WHAT NEEDS TO BE DONE: Would you quote the material below in full and unchanged?

RECORDS FOR THE TASK:
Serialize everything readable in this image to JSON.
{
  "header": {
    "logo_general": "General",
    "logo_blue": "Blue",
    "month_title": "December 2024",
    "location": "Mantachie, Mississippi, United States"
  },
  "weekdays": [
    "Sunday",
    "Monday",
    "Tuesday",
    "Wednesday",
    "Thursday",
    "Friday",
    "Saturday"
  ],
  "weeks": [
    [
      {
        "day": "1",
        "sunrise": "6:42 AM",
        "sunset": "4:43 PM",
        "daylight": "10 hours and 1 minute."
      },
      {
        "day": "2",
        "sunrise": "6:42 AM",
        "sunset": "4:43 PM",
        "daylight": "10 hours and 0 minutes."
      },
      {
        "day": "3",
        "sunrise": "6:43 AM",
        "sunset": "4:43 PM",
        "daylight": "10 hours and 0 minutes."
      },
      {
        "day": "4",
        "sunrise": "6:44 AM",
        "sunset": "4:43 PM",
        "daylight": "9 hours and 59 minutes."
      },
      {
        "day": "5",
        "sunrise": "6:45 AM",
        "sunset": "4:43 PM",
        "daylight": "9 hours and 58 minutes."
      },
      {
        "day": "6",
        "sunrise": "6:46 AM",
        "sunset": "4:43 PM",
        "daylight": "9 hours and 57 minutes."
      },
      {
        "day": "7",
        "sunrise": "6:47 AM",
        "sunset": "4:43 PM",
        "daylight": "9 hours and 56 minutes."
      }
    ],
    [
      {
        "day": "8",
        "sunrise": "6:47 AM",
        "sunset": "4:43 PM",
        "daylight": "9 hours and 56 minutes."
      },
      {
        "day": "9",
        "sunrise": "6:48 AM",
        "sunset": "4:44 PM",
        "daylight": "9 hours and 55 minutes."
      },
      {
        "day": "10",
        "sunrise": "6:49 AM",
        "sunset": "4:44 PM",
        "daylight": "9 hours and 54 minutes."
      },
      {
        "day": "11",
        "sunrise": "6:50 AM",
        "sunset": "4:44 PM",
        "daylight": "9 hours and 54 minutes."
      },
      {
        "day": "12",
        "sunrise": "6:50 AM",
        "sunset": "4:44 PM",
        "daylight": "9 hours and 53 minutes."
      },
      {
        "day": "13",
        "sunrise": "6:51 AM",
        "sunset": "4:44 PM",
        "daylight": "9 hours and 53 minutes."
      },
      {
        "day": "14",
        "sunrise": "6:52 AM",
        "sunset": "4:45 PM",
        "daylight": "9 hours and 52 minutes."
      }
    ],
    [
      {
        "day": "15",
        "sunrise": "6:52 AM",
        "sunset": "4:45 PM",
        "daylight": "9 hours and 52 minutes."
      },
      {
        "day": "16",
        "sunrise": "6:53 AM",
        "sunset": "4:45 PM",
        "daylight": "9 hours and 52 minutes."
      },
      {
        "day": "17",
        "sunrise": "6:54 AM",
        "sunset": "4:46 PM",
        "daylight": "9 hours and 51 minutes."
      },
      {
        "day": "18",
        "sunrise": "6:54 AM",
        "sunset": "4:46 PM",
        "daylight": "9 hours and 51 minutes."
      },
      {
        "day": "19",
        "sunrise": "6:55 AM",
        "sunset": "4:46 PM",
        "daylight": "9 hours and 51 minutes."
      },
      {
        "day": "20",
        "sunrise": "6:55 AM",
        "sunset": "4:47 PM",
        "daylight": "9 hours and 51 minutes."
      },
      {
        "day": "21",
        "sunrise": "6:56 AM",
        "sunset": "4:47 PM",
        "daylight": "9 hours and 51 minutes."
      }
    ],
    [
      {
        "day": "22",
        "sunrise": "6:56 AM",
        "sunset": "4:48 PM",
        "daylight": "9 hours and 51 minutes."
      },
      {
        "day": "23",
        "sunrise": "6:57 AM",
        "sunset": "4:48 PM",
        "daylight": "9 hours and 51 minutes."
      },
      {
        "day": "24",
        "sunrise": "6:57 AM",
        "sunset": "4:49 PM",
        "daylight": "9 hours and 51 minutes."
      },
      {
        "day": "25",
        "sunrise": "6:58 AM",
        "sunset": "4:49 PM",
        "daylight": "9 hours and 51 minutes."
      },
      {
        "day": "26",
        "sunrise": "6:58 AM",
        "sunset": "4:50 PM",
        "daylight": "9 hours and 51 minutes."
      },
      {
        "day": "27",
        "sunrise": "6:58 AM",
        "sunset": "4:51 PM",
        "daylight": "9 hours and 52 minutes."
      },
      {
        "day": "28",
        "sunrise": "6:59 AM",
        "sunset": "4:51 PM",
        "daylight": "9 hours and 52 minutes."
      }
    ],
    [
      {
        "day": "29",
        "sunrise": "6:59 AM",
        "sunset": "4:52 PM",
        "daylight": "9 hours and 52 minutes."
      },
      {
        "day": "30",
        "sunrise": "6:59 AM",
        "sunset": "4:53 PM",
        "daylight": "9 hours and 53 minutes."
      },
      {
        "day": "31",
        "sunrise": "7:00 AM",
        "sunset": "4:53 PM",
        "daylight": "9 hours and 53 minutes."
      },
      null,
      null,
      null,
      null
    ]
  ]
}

CORRECT ANSWER:
Serialize everything readable in this image to JSON.
{
  "header": {
    "logo_general": "General",
    "logo_blue": "Blue",
    "month_title": "December 2024",
    "location": "Mantachie, Mississippi, United States"
  },
  "weekdays": [
    "Sunday",
    "Monday",
    "Tuesday",
    "Wednesday",
    "Thursday",
    "Friday",
    "Saturday"
  ],
  "weeks": [
    [
      {
        "day": "1",
        "sunrise": "6:42 AM",
        "sunset": "4:43 PM",
        "daylight": "10 hours and 1 minute."
      },
      {
        "day": "2",
        "sunrise": "6:42 AM",
        "sunset": "4:43 PM",
        "daylight": "10 hours and 0 minutes."
      },
      {
        "day": "3",
        "sunrise": "6:43 AM",
        "sunset": "4:43 PM",
        "daylight": "10 hours and 0 minutes."
      },
      {
        "day": "4",
        "sunrise": "6:44 AM",
        "sunset": "4:43 PM",
        "daylight": "9 hours and 59 minutes."
      },
      {
        "day": "5",
        "sunrise": "6:45 AM",
        "sunset": "4:43 PM",
        "daylight": "9 hours and 58 minutes."
      },
      {
        "day": "6",
        "sunrise": "6:46 AM",
        "sunset": "4:43 PM",
        "daylight": "9 hours and 57 minutes."
      },
      {
        "day": "7",
        "sunrise": "6:47 AM",
        "sunset": "4:43 PM",
        "daylight": "9 hours and 56 minutes."
      }
    ],
    [
      {
        "day": "8",
        "sunrise": "6:47 AM",
        "sunset": "4:43 PM",
        "daylight": "9 hours and 56 minutes."
      },
      {
        "day": "9",
        "sunrise": "6:48 AM",
        "sunset": "4:44 PM",
        "daylight": "9 hours and 55 minutes."
      },
      {
        "day": "10",
        "sunrise": "6:49 AM",
        "sunset": "4:44 PM",
        "daylight": "9 hours and 54 minutes."
      },
      {
        "day": "11",
        "sunrise": "6:50 AM",
        "sunset": "4:44 PM",
        "daylight": "9 hours and 54 minutes."
      },
      {
        "day": "12",
        "sunrise": "6:50 AM",
        "sunset": "4:44 PM",
        "daylight": "9 hours and 53 minutes."
      },
      {
        "day": "13",
        "sunrise": "6:51 AM",
        "sunset": "4:44 PM",
        "daylight": "9 hours and 53 minutes."
      },
      {
        "day": "14",
        "sunrise": "6:52 AM",
        "sunset": "4:45 PM",
        "daylight": "9 hours and 52 minutes."
      }
    ],
    [
      {
        "day": "15",
        "sunrise": "6:52 AM",
        "sunset": "4:45 PM",
        "daylight": "9 hours and 52 minutes."
      },
      {
        "day": "16",
        "sunrise": "6:53 AM",
        "sunset": "4:45 PM",
        "daylight": "9 hours and 52 minutes."
      },
      {
        "day": "17",
        "sunrise": "6:54 AM",
        "sunset": "4:46 PM",
        "daylight": "9 hours and 51 minutes."
      },
      {
        "day": "18",
        "sunrise": "6:54 AM",
        "sunset": "4:46 PM",
        "daylight": "9 hours and 51 minutes."
      },
      {
        "day": "19",
        "sunrise": "6:55 AM",
        "sunset": "4:46 PM",
        "daylight": "9 hours and 51 minutes."
      },
      {
        "day": "20",
        "sunrise": "6:55 AM",
        "sunset": "4:47 PM",
        "daylight": "9 hours and 51 minutes."
      },
      {
        "day": "21",
        "sunrise": "6:56 AM",
        "sunset": "4:47 PM",
        "daylight": "9 hours and 51 minutes."
      }
    ],
    [
      {
        "day": "22",
        "sunrise": "6:56 AM",
        "sunset": "4:48 PM",
        "daylight": "9 hours and 51 minutes."
      },
      {
        "day": "23",
        "sunrise": "6:57 AM",
        "sunset": "4:48 PM",
        "daylight": "9 hours and 51 minutes."
      },
      {
        "day": "24",
        "sunrise": "6:57 AM",
        "sunset": "4:49 PM",
        "daylight": "9 hours and 51 minutes."
      },
      {
        "day": "25",
        "sunrise": "6:58 AM",
        "sunset": "4:49 PM",
        "daylight": "9 hours and 51 minutes."
      },
      {
        "day": "26",
        "sunrise": "6:58 AM",
        "sunset": "4:50 PM",
        "daylight": "9 hours and 51 minutes."
      },
      {
        "day": "27",
        "sunrise": "6:58 AM",
        "sunset": "4:51 PM",
        "daylight": "9 hours and 52 minutes."
      },
      {
        "day": "28",
        "sunrise": "6:59 AM",
        "sunset": "4:51 PM",
        "daylight": "9 hours and 52 minutes."
      }
    ],
    [
      {
        "day": "29",
        "sunrise": "6:59 AM",
        "sunset": "4:52 PM",
        "daylight": "9 hours and 52 minutes."
      },
      {
        "day": "30",
        "sunrise": "6:59 AM",
        "sunset": "4:53 PM",
        "daylight": "9 hours and 53 minutes."
      },
      {
        "day": "31",
        "sunrise": "7:00 AM",
        "sunset": "4:53 PM",
        "daylight": "9 hours and 53 minutes."
      },
      null,
      null,
      null,
      null
    ]
  ]
}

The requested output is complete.